## begin Provided records

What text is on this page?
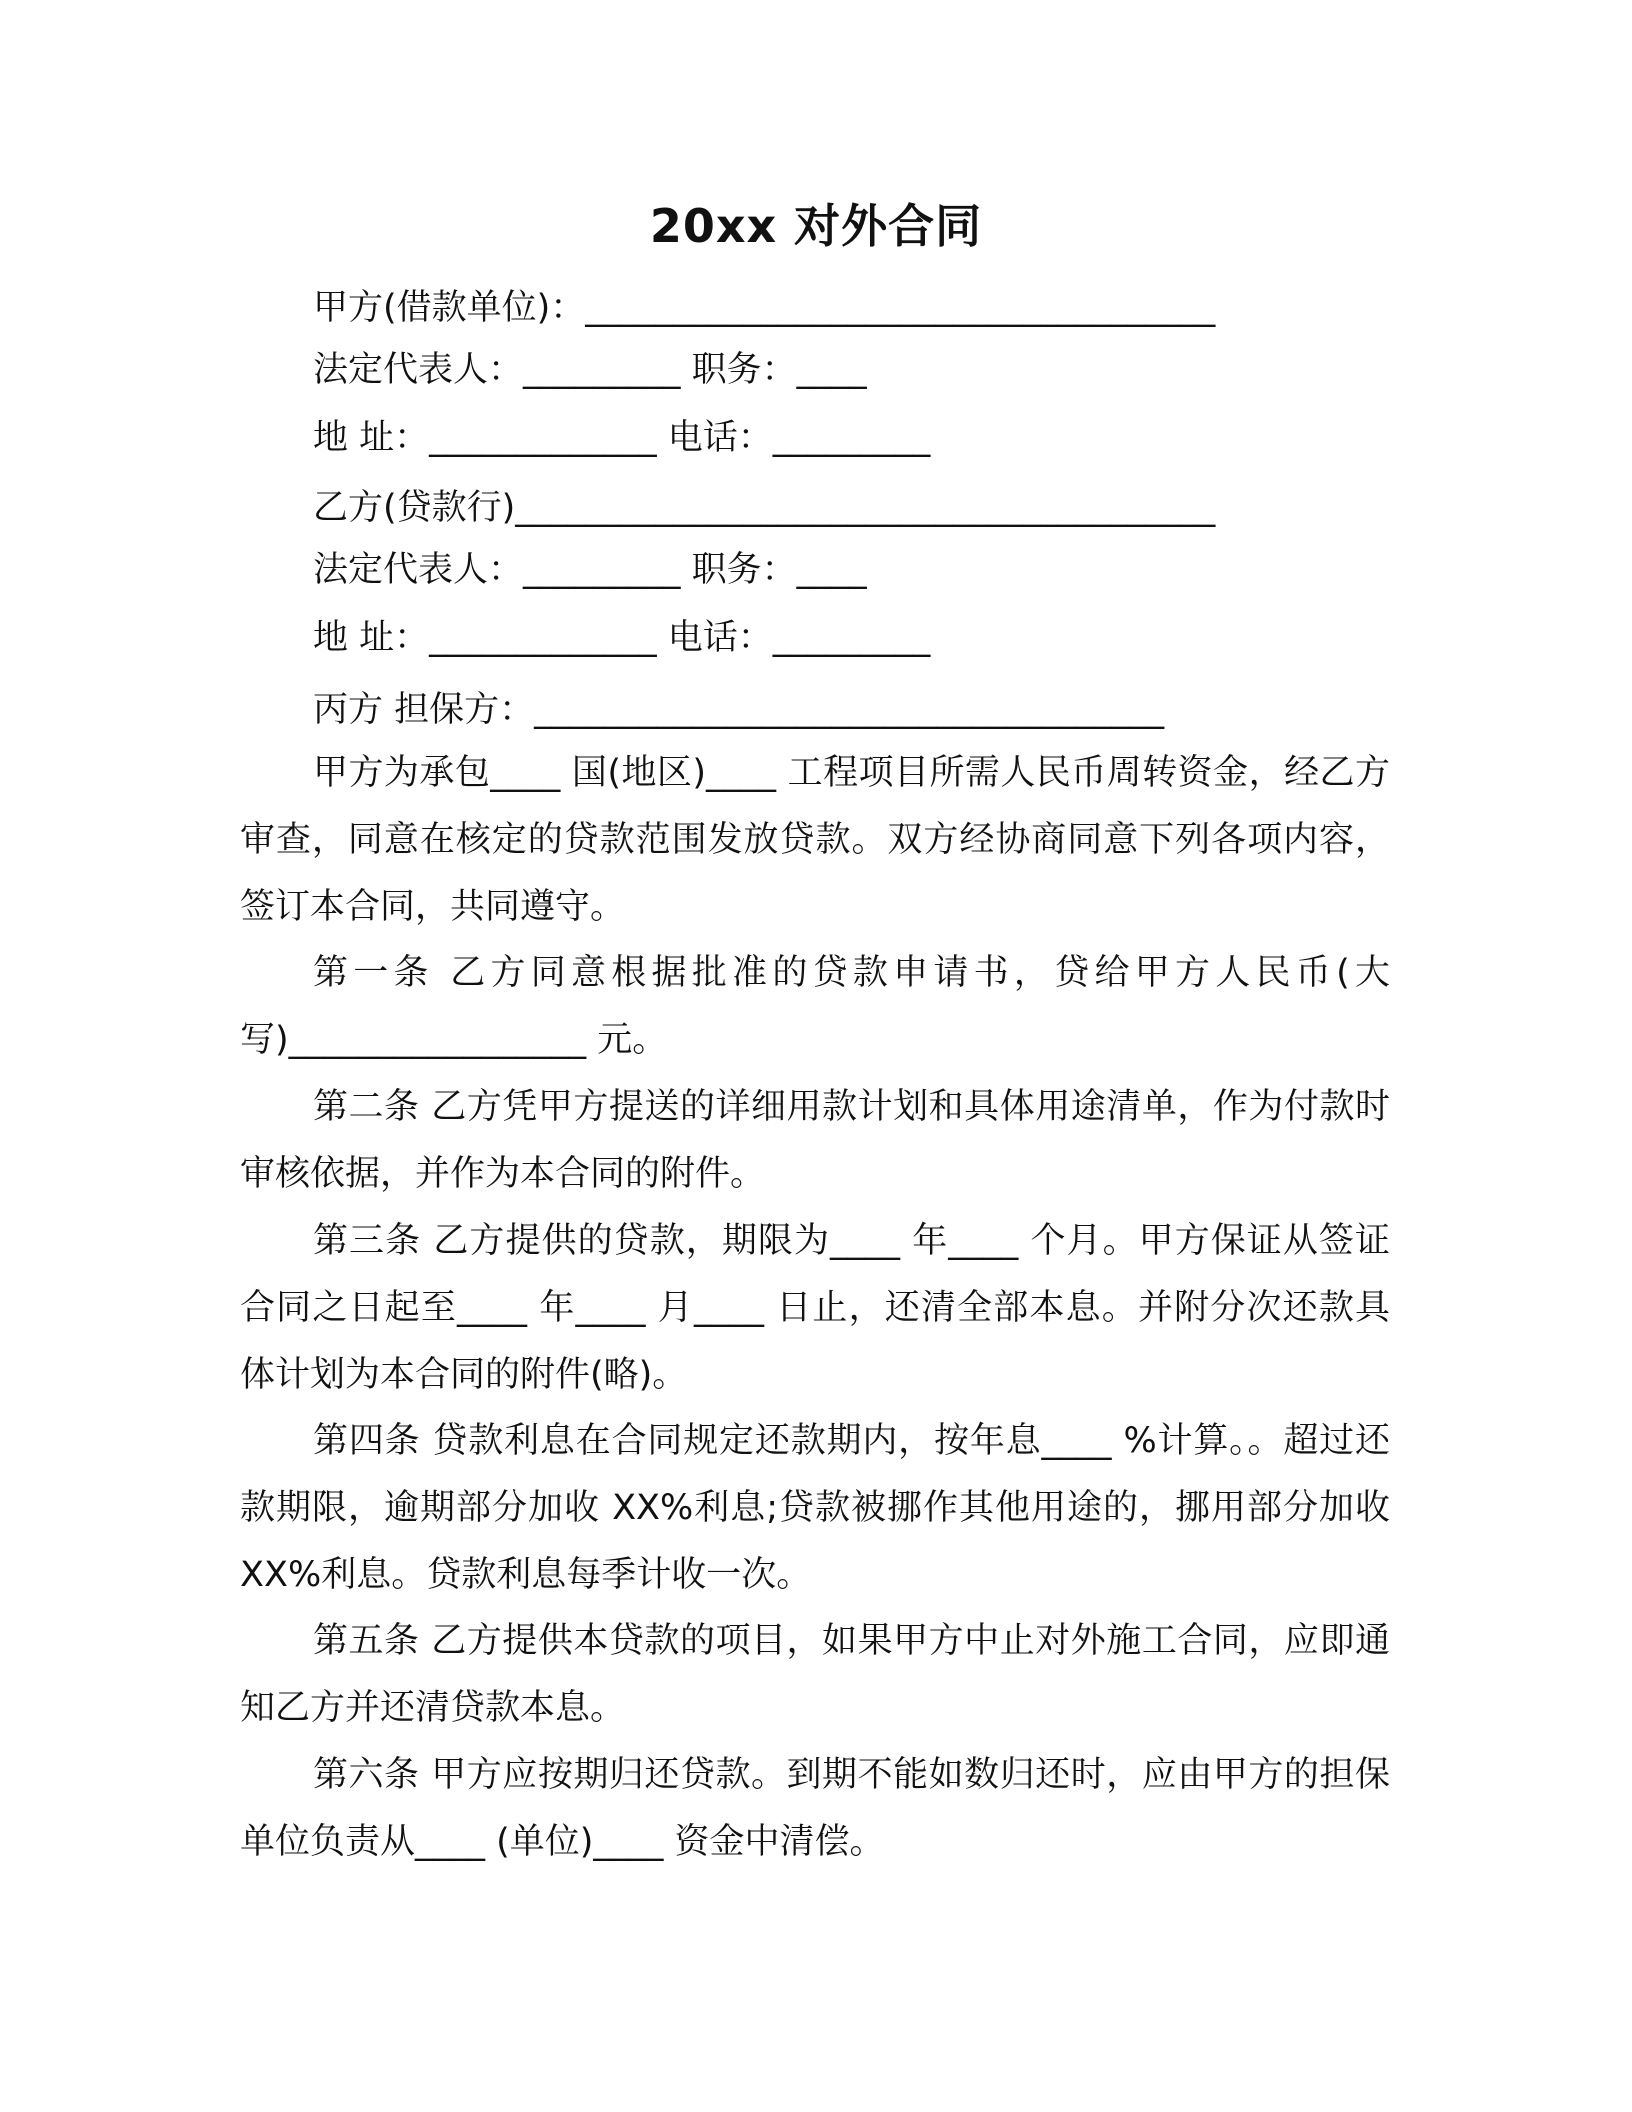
20xx 对外合同
甲方(借款单位)：____________________________________
法定代表人：_________ 职务：____
地 址：_____________ 电话：_________
乙方(贷款行)________________________________________
法定代表人：_________ 职务：____
地 址：_____________ 电话：_________
丙方 担保方：____________________________________
甲方为承包____ 国(地区)____ 工程项目所需人民币周转资金，经乙方审查，同意在核定的贷款范围发放贷款。双方经协商同意下列各项内容，签订本合同，共同遵守。
第一条 乙方同意根据批准的贷款申请书，贷给甲方人民币(大写)_________________ 元。
第二条 乙方凭甲方提送的详细用款计划和具体用途清单，作为付款时审核依据，并作为本合同的附件。
第三条 乙方提供的贷款，期限为____ 年____ 个月。甲方保证从签证合同之日起至____ 年____ 月____ 日止，还清全部本息。并附分次还款具体计划为本合同的附件(略)。
第四条 贷款利息在合同规定还款期内，按年息____ %计算。。超过还款期限，逾期部分加收 XX%利息;贷款被挪作其他用途的，挪用部分加收 XX%利息。贷款利息每季计收一次。
第五条 乙方提供本贷款的项目，如果甲方中止对外施工合同，应即通知乙方并还清贷款本息。
第六条 甲方应按期归还贷款。到期不能如数归还时，应由甲方的担保单位负责从____ (单位)____ 资金中清偿。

## end Provided records

[Your goal]: Leave the pictures out and reproduce each record exactly as written.

[Finished exercise]:
What text is on this page?
20xx 对外合同
甲方(借款单位)：____________________________________
法定代表人：_________ 职务：____
地 址：_____________ 电话：_________
乙方(贷款行)________________________________________
法定代表人：_________ 职务：____
地 址：_____________ 电话：_________
丙方 担保方：____________________________________
甲方为承包____ 国(地区)____ 工程项目所需人民币周转资金，经乙方审查，同意在核定的贷款范围发放贷款。双方经协商同意下列各项内容，签订本合同，共同遵守。
第一条 乙方同意根据批准的贷款申请书，贷给甲方人民币(大写)_________________ 元。
第二条 乙方凭甲方提送的详细用款计划和具体用途清单，作为付款时审核依据，并作为本合同的附件。
第三条 乙方提供的贷款，期限为____ 年____ 个月。甲方保证从签证合同之日起至____ 年____ 月____ 日止，还清全部本息。并附分次还款具体计划为本合同的附件(略)。
第四条 贷款利息在合同规定还款期内，按年息____ %计算。。超过还款期限，逾期部分加收 XX%利息;贷款被挪作其他用途的，挪用部分加收 XX%利息。贷款利息每季计收一次。
第五条 乙方提供本贷款的项目，如果甲方中止对外施工合同，应即通知乙方并还清贷款本息。
第六条 甲方应按期归还贷款。到期不能如数归还时，应由甲方的担保单位负责从____ (单位)____ 资金中清偿。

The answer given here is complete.